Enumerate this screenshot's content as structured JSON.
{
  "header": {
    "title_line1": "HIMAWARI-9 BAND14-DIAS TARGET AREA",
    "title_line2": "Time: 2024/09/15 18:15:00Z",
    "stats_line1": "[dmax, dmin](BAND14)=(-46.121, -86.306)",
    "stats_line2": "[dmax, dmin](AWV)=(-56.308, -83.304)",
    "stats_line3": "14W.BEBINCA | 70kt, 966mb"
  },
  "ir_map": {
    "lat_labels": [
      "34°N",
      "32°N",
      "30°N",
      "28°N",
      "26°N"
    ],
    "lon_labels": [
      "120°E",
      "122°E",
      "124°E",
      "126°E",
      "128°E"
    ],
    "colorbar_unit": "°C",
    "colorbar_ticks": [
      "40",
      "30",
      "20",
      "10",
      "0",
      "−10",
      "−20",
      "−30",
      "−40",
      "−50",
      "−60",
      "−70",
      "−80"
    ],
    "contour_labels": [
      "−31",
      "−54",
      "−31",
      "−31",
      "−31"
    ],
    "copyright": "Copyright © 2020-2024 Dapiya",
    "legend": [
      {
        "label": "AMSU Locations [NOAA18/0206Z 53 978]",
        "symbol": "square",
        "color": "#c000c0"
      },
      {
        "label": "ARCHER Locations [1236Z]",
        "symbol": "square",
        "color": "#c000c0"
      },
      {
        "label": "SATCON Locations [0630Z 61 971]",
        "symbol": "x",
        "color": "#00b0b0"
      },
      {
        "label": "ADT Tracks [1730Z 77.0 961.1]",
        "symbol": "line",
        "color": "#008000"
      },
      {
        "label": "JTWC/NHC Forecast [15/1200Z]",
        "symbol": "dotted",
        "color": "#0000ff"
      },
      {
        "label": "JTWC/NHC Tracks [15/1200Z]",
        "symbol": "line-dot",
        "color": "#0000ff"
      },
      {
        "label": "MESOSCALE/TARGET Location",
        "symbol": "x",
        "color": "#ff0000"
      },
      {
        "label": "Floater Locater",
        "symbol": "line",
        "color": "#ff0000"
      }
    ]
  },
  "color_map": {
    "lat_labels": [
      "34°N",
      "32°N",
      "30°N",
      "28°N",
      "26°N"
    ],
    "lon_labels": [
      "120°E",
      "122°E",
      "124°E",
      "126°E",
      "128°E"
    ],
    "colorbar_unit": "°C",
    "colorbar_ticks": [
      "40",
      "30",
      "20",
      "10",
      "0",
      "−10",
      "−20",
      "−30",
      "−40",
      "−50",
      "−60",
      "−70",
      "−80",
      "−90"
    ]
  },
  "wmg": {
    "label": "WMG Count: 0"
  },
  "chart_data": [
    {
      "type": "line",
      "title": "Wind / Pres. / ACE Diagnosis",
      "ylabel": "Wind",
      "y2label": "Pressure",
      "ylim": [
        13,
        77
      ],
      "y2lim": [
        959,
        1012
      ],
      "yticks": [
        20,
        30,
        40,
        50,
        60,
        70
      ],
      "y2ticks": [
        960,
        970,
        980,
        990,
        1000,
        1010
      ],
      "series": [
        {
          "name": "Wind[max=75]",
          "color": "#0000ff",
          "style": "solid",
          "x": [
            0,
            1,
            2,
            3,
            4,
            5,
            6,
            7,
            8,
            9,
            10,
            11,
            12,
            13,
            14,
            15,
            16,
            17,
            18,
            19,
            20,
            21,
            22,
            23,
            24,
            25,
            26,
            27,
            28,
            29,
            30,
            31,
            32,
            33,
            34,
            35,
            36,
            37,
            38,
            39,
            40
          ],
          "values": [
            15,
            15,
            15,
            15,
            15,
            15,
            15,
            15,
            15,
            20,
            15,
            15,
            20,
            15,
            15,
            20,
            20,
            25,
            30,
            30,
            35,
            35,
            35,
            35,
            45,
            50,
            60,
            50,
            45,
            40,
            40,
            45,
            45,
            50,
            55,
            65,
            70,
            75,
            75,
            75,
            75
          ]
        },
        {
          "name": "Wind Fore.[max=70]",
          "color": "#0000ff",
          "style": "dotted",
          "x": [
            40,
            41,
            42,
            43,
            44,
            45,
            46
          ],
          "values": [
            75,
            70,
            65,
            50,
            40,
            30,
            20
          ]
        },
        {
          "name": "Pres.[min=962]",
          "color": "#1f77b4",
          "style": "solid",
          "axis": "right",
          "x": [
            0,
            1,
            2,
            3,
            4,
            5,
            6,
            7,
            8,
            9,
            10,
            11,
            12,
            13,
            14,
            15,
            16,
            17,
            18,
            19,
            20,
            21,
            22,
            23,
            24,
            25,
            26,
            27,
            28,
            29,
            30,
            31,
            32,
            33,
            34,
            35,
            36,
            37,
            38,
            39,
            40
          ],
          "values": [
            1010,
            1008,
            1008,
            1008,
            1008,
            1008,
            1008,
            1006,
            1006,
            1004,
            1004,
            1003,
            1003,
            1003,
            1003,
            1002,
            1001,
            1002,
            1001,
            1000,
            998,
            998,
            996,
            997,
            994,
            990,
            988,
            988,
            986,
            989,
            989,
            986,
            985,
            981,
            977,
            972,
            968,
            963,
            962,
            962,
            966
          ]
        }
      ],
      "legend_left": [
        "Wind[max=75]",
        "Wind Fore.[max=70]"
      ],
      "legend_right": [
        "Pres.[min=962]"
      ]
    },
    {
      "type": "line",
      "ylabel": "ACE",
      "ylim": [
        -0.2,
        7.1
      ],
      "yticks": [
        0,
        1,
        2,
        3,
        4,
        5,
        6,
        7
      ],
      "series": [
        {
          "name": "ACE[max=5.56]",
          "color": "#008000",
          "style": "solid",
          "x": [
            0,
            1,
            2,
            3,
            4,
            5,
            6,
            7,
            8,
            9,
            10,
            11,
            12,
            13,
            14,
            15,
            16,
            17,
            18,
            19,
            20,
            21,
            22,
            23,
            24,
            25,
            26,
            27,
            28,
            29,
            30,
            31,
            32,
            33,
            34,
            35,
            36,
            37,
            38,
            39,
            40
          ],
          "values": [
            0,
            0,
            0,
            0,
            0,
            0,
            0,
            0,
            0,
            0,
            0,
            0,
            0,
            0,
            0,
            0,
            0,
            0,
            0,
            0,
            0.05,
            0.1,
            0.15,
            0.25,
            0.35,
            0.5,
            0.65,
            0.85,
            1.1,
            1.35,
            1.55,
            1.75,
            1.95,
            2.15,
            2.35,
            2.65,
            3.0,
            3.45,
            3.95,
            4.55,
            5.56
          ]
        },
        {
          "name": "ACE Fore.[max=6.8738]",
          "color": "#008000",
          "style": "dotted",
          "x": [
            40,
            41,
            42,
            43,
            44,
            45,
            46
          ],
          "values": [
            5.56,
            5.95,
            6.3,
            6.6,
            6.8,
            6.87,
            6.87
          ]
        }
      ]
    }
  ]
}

Directions for this task:
Determine how many lines include the string "dmax". Give no answer but the number.

Final result:
2